Riprendi il brano sul gioco come rilevatore di spiritualità e proseguilo subito dopo la sua ultima frase.

> _Brano_
▽
IL gioco

IL GIOCO
 

è un ottimo rilevatore di spiritualità

IL GIOCO
è un ottimo rilevatore di spiritualità

Il gioco è una ulteriore prova della spiritualità degli animali. I quali hanno diversi gradi di spiritualità. I coccodrilli infatti non giocano come i gatti. Non tutti gli animali hanno raggiunto uno stesso grado di sviluppo. Tra essi, chi è più indietro non ha colpa del ritardo e non deve perciò subirne le conseguenze in termini di violenza.

 Tutti hanno la potenzialità di svilupparsi mentalmente; e l’uomo, che tra gli animali è quello cerebralmente (per lo meno dal punto di vista corticale) più sviluppato, ha raggiunto un punto tale da arrivare a capire che deve rispettare coloro che un tale grado di sviluppo non lo hanno ancora raggiunto.  In altre parole, l’uomo deve vedersela con il concetto, e la pratica, della responsabilità. La conoscenza, dal punto di vista del mero tornaconto edonistico, è freno, è impiccio, è danno. E crea sensi di colpa che mai compaiono, neppure pallidamente, in chi di conoscenza, nel senso di sviluppo spirituale, è privo.
△
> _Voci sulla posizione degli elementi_
▽
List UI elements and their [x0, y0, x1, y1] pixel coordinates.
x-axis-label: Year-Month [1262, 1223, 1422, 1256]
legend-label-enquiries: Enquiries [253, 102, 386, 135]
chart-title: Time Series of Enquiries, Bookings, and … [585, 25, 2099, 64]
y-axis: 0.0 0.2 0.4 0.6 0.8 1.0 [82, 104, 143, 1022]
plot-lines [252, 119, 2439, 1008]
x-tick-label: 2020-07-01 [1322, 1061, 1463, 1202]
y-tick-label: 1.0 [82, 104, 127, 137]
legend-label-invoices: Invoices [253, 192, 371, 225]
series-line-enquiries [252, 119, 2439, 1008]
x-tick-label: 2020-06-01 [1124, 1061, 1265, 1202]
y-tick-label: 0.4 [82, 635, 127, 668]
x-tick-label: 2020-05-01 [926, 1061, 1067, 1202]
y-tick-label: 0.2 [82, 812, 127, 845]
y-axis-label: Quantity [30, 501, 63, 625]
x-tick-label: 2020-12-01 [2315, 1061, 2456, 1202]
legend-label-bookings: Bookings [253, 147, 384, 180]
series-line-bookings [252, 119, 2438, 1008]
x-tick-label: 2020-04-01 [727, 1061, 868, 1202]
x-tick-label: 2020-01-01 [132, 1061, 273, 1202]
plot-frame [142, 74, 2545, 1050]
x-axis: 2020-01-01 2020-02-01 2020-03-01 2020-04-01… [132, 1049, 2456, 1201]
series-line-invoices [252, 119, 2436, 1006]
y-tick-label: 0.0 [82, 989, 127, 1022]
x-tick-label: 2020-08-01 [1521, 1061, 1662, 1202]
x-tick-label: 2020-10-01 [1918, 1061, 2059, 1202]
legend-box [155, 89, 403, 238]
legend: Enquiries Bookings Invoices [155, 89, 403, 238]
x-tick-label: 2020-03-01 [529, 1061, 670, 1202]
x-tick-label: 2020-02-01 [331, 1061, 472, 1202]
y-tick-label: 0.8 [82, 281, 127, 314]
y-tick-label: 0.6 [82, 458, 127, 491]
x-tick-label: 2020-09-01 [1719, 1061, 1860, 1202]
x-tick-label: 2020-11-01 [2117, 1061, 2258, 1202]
△
> _Risposta all'esercizio_
Orbene, il gioco è un ottimo rivelatore e rilevatore di spiritualità. Si gioca per il gusto di giocare. Non per guadagno, non per potere o per gloria. Si gioca per gioco. E’ un’attività, a livello di chi gioca, autoreferenziale. Certo, la natura se ne serve funzionalmente, e la società umana e delle varie specie animali, anche. Ma l’individuo intenzionalmente non gioca per prepararsi ad una più adeguata vita futura; gioca perché gli piace. Ecco, una attività che ha ragion d’essere in se stessa, non finalizzata ad altro, dà il senso della pienezza, di un edonismo non egoistico. Lottare senza far male, vincere senza uccidere, obbedire a delle regole che divertono e che si è liberamente scelto e che sono tanto del leone quanto dell’uomo, tanto del delfino quanto della scimmia. Quando mai si potrebbe dire che praticare una attività come quella ludica non esprime intelligenza? Prima o poi, compresa profondamente la sua piccolezza, quasi la sua insignificanza, l’uomo avrà davanti due strade: scegliere di finire e scegliere di giocare. Ed entrambe saranno la prova che davvero egli ha raggiunto un grado di intelligenza straordinaria.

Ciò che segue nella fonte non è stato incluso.